EXERCISE OBJECTIVE
Check each line of the entries below for the string "JSON"; copy every line where it appears.

DATA EXCERPTS
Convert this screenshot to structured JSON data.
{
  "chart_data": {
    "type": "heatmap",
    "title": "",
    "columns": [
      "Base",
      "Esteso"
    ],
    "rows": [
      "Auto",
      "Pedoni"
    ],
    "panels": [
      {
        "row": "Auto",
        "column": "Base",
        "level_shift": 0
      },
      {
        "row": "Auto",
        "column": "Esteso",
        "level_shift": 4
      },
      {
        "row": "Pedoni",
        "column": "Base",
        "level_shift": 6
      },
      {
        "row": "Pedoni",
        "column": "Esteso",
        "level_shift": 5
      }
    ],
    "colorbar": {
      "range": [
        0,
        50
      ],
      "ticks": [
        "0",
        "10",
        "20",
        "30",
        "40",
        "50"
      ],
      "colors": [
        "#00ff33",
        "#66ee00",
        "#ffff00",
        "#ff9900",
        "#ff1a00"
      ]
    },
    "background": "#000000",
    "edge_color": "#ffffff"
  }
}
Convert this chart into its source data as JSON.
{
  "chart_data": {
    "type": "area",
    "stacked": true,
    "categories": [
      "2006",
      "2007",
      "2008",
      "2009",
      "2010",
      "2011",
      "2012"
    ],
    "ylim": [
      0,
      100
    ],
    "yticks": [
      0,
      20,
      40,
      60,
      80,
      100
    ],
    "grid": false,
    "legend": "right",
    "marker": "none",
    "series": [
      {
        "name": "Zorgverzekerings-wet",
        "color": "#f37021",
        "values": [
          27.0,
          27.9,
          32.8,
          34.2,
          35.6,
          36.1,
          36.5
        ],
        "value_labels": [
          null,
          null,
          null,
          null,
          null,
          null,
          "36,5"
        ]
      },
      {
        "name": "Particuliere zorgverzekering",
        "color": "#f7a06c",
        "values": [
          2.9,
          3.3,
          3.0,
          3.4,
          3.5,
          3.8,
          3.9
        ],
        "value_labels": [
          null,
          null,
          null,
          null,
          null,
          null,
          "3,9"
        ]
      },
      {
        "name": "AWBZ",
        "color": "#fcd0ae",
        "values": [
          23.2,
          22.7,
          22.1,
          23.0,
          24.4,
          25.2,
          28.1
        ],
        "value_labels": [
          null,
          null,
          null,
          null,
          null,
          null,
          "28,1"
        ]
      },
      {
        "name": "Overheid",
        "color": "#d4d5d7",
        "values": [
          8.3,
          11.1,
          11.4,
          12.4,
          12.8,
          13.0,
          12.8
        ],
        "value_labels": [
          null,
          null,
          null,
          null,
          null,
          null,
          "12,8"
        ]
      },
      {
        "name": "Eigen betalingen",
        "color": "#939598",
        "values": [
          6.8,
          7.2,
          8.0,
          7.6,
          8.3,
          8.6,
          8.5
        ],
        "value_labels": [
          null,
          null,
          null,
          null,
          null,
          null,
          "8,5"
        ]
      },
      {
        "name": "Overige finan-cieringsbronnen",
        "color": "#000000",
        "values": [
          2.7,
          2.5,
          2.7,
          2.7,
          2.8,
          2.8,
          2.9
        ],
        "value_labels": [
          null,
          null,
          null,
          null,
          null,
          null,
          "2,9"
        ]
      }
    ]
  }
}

TASK RESPONSE
Convert this screenshot to structured JSON data.
Convert this chart into its source data as JSON.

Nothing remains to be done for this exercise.